▶ [Document extract]:

On December 18, 2019, the FASB issued ASU 2019-12, “Simplifying the Accounting for Income Taxes”, which modifies ASU 740, to simplify the accounting for income taxes. The amendments in ASU 2019-12 are effective for fiscal years beginning after December 15, 2020. Early adoption is permitted. The Company is currently evaluating if any of the modifications in this pronouncement will have an impact on its financial statements.

 

In June 2016, the FASB issued ASU-2016-13 “Financial Instruments – Credit Losses”. This guidance affects organizations that hold financial assets and net investments in leases that are not accounted for at fair value with changes in fair value reported in net income. The guidance requires organizations to measure all expected credit losses for financial instruments at the reporting date based on historical experience, current conditions, and reasonable and supportable forecasts. In November 2019, the FASB amended the effective date of implementation of this standard for smaller reporting companies. The new effective date is for fiscal years beginning after December 15, 2022. The Company is evaluating the potential impact on its financial statements.

 

12.Concentrations of Credit Risk

 

Cash and cash equivalents: For financial statement purposes, the Company considers as cash equivalents all highly liquid investments with an original maturity of three months or less at inception. The Company deposits cash and cash equivalents with high credit quality financial institutions and believes that any amounts in excess of insurance limitations to be at minimal risk. Cash and cash equivalents held in these accounts are currently insured by the Federal Deposit Insurance Corporation (“FDIC”) up to a maximum of $250,000. At June 30, 2020 and December 31, 2019, $2,263,000 and $1,174,000, respectively, exceeded the FDIC limit.

 

Customer concentration: Accounts receivable potentially exposes the Company to concentrations of credit risk. The Company monitors the amount of credit it allows each of its customers, using the customer’s prior payment history to determine how much credit to allow or whether any credit should be given at all. It is the Company’s policy to discontinue shipments to any customer that is substantially past due on its payments. The Company sometimes requires payment in advance from customers whose payment record is questionable. As a result of its monitoring of the outstanding credit allowed for each customer, as well as the fact that the majority of the Company’s sales are to customers whose satisfactory credit and payment record has been established over a long period of time, the Company believes that its credit risk from accounts receivable is low.

 

 Page 14 of 26 

 

For the three months ended June 30, 2020, one of the Company’s marketing partners, and three of its distributors, together accounted for 76% of the Company’s sales and 64% of its outstanding accounts receivable at June 30, 2020. During the three-month period ended June 30, 2019, the same marketing partner and three distributors together were responsible for 73% of the Company’s sales and 53% of its outstanding accounts receivable at June 30, 2019.

 

For the six months ended June 30, 2020, one of the Company’s marketing partners, and three of its distributors, together accounted for 79% of the Company’s sales and 64% of its outstanding accounts receivable at June 30, 2020. During the six-month period ended June 30, 2019, the same marketing partner and three distributors together were responsible for 77% of the Company’s sales and 53% of its outstanding accounts receivable at June 30, 2019.

[Dataset entries]
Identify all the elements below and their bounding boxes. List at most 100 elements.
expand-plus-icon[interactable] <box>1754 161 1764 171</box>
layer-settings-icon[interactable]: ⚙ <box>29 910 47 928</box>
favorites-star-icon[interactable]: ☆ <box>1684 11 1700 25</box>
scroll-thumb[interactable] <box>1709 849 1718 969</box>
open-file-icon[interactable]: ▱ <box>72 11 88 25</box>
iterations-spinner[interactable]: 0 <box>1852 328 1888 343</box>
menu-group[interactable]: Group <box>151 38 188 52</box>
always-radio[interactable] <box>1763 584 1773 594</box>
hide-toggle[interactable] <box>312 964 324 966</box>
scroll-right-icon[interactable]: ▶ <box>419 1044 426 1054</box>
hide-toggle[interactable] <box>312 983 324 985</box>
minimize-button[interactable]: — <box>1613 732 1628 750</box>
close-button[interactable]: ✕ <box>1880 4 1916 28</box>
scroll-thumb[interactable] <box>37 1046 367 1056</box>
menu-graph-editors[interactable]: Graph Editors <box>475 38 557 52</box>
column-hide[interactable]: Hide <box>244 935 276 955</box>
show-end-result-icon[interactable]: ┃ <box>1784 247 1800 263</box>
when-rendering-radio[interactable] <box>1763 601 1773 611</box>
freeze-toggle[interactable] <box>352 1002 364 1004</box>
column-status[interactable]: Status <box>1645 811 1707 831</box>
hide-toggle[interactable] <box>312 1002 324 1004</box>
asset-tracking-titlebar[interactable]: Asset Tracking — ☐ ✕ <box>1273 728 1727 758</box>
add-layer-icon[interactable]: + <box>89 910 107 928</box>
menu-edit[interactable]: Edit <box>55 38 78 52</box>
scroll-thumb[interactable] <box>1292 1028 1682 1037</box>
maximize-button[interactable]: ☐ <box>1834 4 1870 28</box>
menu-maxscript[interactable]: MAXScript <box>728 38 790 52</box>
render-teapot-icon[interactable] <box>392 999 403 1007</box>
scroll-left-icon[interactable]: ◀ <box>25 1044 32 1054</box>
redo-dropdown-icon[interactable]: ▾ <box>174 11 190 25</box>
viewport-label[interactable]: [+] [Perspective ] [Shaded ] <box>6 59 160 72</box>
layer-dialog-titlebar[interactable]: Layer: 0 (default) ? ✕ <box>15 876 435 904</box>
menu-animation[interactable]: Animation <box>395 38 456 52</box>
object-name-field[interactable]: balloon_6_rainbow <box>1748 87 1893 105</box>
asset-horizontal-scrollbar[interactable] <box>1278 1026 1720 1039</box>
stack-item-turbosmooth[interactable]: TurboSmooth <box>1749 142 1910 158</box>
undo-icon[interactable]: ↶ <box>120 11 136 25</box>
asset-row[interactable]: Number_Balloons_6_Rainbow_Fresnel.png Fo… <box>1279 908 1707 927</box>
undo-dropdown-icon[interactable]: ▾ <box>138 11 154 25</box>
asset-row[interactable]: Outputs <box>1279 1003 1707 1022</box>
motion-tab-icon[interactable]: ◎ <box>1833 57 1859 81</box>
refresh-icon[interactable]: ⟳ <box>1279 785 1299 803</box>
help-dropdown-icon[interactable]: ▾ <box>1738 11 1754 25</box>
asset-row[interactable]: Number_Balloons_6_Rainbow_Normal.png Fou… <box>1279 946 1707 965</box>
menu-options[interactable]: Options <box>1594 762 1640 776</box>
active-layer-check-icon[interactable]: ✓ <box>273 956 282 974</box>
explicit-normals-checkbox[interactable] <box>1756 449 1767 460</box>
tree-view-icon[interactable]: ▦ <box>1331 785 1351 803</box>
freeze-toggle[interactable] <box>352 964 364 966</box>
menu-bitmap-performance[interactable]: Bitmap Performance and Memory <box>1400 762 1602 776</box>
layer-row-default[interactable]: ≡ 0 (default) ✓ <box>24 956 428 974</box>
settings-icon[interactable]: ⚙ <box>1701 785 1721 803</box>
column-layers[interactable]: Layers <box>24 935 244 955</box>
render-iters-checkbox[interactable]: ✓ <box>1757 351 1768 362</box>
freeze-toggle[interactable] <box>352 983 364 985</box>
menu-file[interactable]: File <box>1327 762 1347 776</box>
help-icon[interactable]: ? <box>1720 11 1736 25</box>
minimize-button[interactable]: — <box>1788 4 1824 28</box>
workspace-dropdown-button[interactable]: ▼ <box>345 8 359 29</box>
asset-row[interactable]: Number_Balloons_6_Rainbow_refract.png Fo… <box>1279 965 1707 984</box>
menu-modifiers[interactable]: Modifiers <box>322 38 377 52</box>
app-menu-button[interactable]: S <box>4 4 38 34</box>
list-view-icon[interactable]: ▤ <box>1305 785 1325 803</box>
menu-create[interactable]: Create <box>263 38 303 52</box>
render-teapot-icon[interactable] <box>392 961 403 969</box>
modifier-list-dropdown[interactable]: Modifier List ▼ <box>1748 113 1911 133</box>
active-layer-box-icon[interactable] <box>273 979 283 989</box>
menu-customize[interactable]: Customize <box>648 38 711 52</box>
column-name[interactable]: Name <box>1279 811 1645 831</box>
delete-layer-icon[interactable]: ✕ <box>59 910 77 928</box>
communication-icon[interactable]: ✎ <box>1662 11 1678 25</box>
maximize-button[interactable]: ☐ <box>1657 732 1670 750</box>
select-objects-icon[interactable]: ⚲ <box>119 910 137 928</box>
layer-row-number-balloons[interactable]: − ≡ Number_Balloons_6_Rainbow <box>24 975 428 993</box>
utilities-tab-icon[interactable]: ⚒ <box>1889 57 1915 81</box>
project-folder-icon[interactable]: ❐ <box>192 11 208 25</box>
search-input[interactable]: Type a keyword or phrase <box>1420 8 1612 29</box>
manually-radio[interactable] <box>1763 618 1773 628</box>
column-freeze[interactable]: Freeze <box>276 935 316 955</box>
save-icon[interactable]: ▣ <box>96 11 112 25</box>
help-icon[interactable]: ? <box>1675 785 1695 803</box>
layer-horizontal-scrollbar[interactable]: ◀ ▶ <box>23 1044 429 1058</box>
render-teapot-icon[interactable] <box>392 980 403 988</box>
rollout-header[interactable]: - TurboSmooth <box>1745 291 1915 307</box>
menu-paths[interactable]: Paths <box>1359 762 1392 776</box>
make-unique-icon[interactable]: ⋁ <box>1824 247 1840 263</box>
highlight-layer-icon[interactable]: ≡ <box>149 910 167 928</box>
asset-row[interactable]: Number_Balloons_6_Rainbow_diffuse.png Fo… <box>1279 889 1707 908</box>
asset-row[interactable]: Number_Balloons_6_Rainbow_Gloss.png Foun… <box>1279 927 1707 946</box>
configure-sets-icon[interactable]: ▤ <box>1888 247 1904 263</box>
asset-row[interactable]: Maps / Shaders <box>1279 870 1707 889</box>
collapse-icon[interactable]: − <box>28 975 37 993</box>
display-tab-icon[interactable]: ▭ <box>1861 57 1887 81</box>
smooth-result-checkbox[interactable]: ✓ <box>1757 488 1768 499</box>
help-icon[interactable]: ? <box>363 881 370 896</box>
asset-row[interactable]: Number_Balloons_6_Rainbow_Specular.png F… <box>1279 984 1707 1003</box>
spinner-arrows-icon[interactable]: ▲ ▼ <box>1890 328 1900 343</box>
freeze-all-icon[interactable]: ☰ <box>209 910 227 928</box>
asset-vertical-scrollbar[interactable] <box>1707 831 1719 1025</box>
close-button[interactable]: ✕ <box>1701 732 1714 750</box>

▶ [Assigned task]: Continue the financial statement notes on accounting pronouncements and concentrations of credit risk, picking up after their final sentence.

▶ [Output below]:
 

13.Earnings Per Share

 

Basic earnings per share is computed by dividing income available to common shareholders by the weighted-average number of shares of common stock outstanding during the period. Diluted earnings per share is computed by dividing income available to common shareholders by the weighted-average number of shares of common stock outstanding during the period increased to include the number of additional shares of common stock that would have been outstanding if the potentially dilutive securities had been issued.

 

Per share basic and diluted earnings amounted to $0.26 and $0.23 for the three months ended June 30, 2020 and 2019, respectively, and $0.43 and $0.50 for the six months ended June 30, 2020 and 2019, respectively.

 

14.Subsequent Events

 

The Company has evaluated all subsequent events from the date of the financial statements through the date of this report.  As detailed in Note 3 above, the Covid-19 pandemic is an ongoing event, and as such, the Company is not able to project or quantify the impact of this event on the Company’s future operations and financial results.

 

Item 2.Management's Discussion and Analysis of Financial Condition and Results of Operations.

 

FORWARD-LOOKING STATEMENTS

 

Statements made in this Form 10-Q which are not purely historical are forward-looking statements with respect to the goals, plans, objectives, intentions, expectations, financial condition, results of operations, future performance and business of the Company. Forward-looking statements may be identified by the use of such words as “believes”, “may”, “will”, “should”, “intends”, “plans”, “estimates”, “anticipates”, or other similar expressions.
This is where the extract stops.